● **TASK BRIEF**
Give a verbatim quotation of every record.

● **GIVEN INFORMATION**
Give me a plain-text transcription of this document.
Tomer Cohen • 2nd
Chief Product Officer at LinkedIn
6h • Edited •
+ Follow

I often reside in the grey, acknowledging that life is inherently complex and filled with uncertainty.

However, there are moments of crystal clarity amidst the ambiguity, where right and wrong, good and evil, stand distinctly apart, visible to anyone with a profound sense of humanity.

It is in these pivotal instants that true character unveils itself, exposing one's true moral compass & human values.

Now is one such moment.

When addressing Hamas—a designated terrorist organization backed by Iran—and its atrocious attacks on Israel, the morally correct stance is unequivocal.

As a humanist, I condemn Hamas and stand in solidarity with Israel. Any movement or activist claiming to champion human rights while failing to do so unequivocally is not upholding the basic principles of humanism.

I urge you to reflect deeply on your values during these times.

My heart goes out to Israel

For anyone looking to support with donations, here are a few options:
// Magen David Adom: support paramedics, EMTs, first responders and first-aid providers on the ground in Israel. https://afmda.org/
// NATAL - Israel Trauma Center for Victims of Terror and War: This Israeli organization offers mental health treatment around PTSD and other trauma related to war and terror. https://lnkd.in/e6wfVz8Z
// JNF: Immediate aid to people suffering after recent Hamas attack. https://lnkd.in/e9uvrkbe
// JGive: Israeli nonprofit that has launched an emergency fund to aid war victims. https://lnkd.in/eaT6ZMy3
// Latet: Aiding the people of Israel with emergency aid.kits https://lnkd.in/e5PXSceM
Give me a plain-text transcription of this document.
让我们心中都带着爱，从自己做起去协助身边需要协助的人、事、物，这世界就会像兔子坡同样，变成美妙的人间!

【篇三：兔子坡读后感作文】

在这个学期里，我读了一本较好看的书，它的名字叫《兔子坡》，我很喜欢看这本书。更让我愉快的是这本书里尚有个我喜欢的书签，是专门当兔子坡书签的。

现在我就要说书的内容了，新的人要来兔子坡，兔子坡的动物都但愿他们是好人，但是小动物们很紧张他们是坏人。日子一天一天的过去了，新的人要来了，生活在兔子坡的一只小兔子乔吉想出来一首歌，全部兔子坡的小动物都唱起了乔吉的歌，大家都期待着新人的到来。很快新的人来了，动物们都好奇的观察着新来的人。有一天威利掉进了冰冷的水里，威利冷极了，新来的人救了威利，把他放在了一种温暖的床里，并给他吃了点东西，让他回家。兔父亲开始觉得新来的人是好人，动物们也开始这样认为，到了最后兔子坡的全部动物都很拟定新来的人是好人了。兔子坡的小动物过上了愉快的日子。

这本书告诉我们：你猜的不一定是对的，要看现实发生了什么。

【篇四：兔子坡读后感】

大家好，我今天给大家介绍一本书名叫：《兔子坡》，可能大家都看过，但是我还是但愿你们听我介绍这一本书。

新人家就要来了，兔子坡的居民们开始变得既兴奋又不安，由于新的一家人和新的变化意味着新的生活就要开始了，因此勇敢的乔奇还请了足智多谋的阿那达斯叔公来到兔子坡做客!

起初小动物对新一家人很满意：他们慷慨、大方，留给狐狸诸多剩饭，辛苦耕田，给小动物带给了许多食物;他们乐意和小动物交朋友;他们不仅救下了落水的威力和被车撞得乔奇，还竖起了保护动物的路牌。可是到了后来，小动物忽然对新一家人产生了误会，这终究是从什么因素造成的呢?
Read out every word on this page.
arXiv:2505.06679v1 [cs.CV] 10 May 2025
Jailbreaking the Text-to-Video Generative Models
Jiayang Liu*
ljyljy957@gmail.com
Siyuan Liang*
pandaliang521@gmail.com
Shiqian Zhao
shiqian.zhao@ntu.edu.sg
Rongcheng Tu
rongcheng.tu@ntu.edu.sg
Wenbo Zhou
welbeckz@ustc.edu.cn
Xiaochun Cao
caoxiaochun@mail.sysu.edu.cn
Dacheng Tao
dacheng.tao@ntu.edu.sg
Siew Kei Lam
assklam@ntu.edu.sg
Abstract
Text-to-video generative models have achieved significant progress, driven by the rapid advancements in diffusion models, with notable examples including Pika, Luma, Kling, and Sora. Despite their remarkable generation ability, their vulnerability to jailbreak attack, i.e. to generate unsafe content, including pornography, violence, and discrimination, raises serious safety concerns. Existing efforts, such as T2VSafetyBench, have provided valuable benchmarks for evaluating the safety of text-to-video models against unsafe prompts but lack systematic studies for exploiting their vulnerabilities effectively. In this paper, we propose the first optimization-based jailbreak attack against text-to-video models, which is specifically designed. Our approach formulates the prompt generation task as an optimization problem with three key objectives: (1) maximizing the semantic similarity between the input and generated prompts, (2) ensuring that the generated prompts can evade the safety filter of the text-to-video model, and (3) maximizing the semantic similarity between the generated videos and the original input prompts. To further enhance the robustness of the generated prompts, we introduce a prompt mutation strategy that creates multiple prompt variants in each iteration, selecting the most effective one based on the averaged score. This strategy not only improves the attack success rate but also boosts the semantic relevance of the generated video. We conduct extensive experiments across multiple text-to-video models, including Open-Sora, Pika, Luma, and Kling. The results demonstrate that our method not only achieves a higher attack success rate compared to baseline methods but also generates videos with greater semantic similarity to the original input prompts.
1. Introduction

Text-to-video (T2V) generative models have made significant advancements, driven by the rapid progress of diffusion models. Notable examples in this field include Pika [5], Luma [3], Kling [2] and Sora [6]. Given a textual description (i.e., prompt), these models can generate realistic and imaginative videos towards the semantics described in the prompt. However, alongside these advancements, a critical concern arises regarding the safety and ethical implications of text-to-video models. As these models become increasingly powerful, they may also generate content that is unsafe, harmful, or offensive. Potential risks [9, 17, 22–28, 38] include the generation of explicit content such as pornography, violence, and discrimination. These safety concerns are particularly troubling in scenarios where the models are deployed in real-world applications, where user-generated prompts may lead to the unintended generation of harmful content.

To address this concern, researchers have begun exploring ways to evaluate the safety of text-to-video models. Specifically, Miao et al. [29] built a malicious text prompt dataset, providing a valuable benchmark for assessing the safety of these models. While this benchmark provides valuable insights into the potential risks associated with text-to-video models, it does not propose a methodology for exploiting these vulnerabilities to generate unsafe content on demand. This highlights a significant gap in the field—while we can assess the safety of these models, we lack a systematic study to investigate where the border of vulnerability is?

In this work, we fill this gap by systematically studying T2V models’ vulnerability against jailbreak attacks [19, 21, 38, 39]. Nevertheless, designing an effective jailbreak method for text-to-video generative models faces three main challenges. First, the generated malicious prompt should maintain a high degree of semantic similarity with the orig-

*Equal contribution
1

● **TASK SOLUTION**
Give me a plain-text transcription of this document.
Tomer Cohen • 2nd
Chief Product Officer at LinkedIn
6h • Edited •
+ Follow

I often reside in the grey, acknowledging that life is inherently complex and filled with uncertainty.

However, there are moments of crystal clarity amidst the ambiguity, where right and wrong, good and evil, stand distinctly apart, visible to anyone with a profound sense of humanity.

It is in these pivotal instants that true character unveils itself, exposing one's true moral compass & human values.

Now is one such moment.

When addressing Hamas—a designated terrorist organization backed by Iran—and its atrocious attacks on Israel, the morally correct stance is unequivocal.

As a humanist, I condemn Hamas and stand in solidarity with Israel. Any movement or activist claiming to champion human rights while failing to do so unequivocally is not upholding the basic principles of humanism.

I urge you to reflect deeply on your values during these times.

My heart goes out to Israel

For anyone looking to support with donations, here are a few options:
// Magen David Adom: support paramedics, EMTs, first responders and first-aid providers on the ground in Israel. https://afmda.org/
// NATAL - Israel Trauma Center for Victims of Terror and War: This Israeli organization offers mental health treatment around PTSD and other trauma related to war and terror. https://lnkd.in/e6wfVz8Z
// JNF: Immediate aid to people suffering after recent Hamas attack. https://lnkd.in/e9uvrkbe
// JGive: Israeli nonprofit that has launched an emergency fund to aid war victims. https://lnkd.in/eaT6ZMy3
// Latet: Aiding the people of Israel with emergency aid.kits https://lnkd.in/e5PXSceM
Give me a plain-text transcription of this document.
让我们心中都带着爱，从自己做起去协助身边需要协助的人、事、物，这世界就会像兔子坡同样，变成美妙的人间!

【篇三：兔子坡读后感作文】

在这个学期里，我读了一本较好看的书，它的名字叫《兔子坡》，我很喜欢看这本书。更让我愉快的是这本书里尚有个我喜欢的书签，是专门当兔子坡书签的。

现在我就要说书的内容了，新的人要来兔子坡，兔子坡的动物都但愿他们是好人，但是小动物们很紧张他们是坏人。日子一天一天的过去了，新的人要来了，生活在兔子坡的一只小兔子乔吉想出来一首歌，全部兔子坡的小动物都唱起了乔吉的歌，大家都期待着新人的到来。很快新的人来了，动物们都好奇的观察着新来的人。有一天威利掉进了冰冷的水里，威利冷极了，新来的人救了威利，把他放在了一种温暖的床里，并给他吃了点东西，让他回家。兔父亲开始觉得新来的人是好人，动物们也开始这样认为，到了最后兔子坡的全部动物都很拟定新来的人是好人了。兔子坡的小动物过上了愉快的日子。

这本书告诉我们：你猜的不一定是对的，要看现实发生了什么。

【篇四：兔子坡读后感】

大家好，我今天给大家介绍一本书名叫：《兔子坡》，可能大家都看过，但是我还是但愿你们听我介绍这一本书。

新人家就要来了，兔子坡的居民们开始变得既兴奋又不安，由于新的一家人和新的变化意味着新的生活就要开始了，因此勇敢的乔奇还请了足智多谋的阿那达斯叔公来到兔子坡做客!

起初小动物对新一家人很满意：他们慷慨、大方，留给狐狸诸多剩饭，辛苦耕田，给小动物带给了许多食物;他们乐意和小动物交朋友;他们不仅救下了落水的威力和被车撞得乔奇，还竖起了保护动物的路牌。可是到了后来，小动物忽然对新一家人产生了误会，这终究是从什么因素造成的呢?
Read out every word on this page.
arXiv:2505.06679v1 [cs.CV] 10 May 2025
Jailbreaking the Text-to-Video Generative Models
Jiayang Liu*
ljyljy957@gmail.com
Siyuan Liang*
pandaliang521@gmail.com
Shiqian Zhao
shiqian.zhao@ntu.edu.sg
Rongcheng Tu
rongcheng.tu@ntu.edu.sg
Wenbo Zhou
welbeckz@ustc.edu.cn
Xiaochun Cao
caoxiaochun@mail.sysu.edu.cn
Dacheng Tao
dacheng.tao@ntu.edu.sg
Siew Kei Lam
assklam@ntu.edu.sg
Abstract
Text-to-video generative models have achieved significant progress, driven by the rapid advancements in diffusion models, with notable examples including Pika, Luma, Kling, and Sora. Despite their remarkable generation ability, their vulnerability to jailbreak attack, i.e. to generate unsafe content, including pornography, violence, and discrimination, raises serious safety concerns. Existing efforts, such as T2VSafetyBench, have provided valuable benchmarks for evaluating the safety of text-to-video models against unsafe prompts but lack systematic studies for exploiting their vulnerabilities effectively. In this paper, we propose the first optimization-based jailbreak attack against text-to-video models, which is specifically designed. Our approach formulates the prompt generation task as an optimization problem with three key objectives: (1) maximizing the semantic similarity between the input and generated prompts, (2) ensuring that the generated prompts can evade the safety filter of the text-to-video model, and (3) maximizing the semantic similarity between the generated videos and the original input prompts. To further enhance the robustness of the generated prompts, we introduce a prompt mutation strategy that creates multiple prompt variants in each iteration, selecting the most effective one based on the averaged score. This strategy not only improves the attack success rate but also boosts the semantic relevance of the generated video. We conduct extensive experiments across multiple text-to-video models, including Open-Sora, Pika, Luma, and Kling. The results demonstrate that our method not only achieves a higher attack success rate compared to baseline methods but also generates videos with greater semantic similarity to the original input prompts.
1. Introduction

Text-to-video (T2V) generative models have made significant advancements, driven by the rapid progress of diffusion models. Notable examples in this field include Pika [5], Luma [3], Kling [2] and Sora [6]. Given a textual description (i.e., prompt), these models can generate realistic and imaginative videos towards the semantics described in the prompt. However, alongside these advancements, a critical concern arises regarding the safety and ethical implications of text-to-video models. As these models become increasingly powerful, they may also generate content that is unsafe, harmful, or offensive. Potential risks [9, 17, 22–28, 38] include the generation of explicit content such as pornography, violence, and discrimination. These safety concerns are particularly troubling in scenarios where the models are deployed in real-world applications, where user-generated prompts may lead to the unintended generation of harmful content.

To address this concern, researchers have begun exploring ways to evaluate the safety of text-to-video models. Specifically, Miao et al. [29] built a malicious text prompt dataset, providing a valuable benchmark for assessing the safety of these models. While this benchmark provides valuable insights into the potential risks associated with text-to-video models, it does not propose a methodology for exploiting these vulnerabilities to generate unsafe content on demand. This highlights a significant gap in the field—while we can assess the safety of these models, we lack a systematic study to investigate where the border of vulnerability is?

In this work, we fill this gap by systematically studying T2V models’ vulnerability against jailbreak attacks [19, 21, 38, 39]. Nevertheless, designing an effective jailbreak method for text-to-video generative models faces three main challenges. First, the generated malicious prompt should maintain a high degree of semantic similarity with the orig-

*Equal contribution
1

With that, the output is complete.